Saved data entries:
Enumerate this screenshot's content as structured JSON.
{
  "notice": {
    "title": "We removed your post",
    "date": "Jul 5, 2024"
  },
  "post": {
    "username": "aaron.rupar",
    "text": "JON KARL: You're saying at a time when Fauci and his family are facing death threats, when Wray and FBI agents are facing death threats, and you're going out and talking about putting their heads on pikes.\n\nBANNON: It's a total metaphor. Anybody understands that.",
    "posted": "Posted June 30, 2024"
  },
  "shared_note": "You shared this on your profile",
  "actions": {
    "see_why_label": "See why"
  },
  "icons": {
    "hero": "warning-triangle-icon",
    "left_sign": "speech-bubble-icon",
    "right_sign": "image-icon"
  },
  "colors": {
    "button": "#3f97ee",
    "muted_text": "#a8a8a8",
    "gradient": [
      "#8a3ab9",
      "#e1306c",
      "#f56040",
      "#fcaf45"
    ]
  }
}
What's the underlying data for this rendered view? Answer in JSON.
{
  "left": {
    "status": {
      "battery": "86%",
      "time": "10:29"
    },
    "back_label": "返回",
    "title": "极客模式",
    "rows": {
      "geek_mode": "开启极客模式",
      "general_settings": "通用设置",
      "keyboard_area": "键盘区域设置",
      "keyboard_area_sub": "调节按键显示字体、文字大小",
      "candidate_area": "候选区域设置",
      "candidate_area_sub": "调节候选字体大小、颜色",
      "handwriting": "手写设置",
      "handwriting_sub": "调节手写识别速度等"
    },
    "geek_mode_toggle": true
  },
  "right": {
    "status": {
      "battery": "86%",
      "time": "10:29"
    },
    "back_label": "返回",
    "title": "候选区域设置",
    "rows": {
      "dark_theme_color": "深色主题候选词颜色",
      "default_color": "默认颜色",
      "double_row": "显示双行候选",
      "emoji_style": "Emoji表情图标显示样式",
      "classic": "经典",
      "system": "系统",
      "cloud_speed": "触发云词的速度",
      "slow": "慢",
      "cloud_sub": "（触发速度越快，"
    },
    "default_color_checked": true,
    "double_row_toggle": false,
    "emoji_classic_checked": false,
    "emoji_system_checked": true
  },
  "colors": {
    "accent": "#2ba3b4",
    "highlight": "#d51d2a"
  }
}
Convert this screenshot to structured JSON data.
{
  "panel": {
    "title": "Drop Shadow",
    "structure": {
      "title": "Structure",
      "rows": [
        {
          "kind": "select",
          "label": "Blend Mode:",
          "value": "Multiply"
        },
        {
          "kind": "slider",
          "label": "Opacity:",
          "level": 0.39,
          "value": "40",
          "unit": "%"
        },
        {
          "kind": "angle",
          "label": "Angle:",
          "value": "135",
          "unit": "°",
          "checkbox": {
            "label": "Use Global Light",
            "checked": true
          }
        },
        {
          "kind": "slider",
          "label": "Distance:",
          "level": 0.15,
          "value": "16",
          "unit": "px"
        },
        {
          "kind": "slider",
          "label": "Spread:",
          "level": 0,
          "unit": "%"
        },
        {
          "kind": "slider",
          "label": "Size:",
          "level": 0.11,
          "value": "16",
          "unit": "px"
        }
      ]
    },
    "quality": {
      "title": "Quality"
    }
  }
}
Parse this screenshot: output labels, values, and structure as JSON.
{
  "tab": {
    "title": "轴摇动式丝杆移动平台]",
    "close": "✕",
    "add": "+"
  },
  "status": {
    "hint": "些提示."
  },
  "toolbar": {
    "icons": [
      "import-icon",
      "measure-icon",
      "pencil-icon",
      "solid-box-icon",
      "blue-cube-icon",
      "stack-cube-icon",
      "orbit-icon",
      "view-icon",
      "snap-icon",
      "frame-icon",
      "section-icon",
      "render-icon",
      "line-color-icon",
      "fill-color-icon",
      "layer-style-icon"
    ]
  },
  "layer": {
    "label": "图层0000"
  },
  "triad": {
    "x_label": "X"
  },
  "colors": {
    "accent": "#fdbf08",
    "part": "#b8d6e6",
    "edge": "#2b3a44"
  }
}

Request ▸ Copy every line of the listing that contains the word "your".

Response to this exercise ▸
    "title": "We removed your post",
  "shared_note": "You shared this on your profile",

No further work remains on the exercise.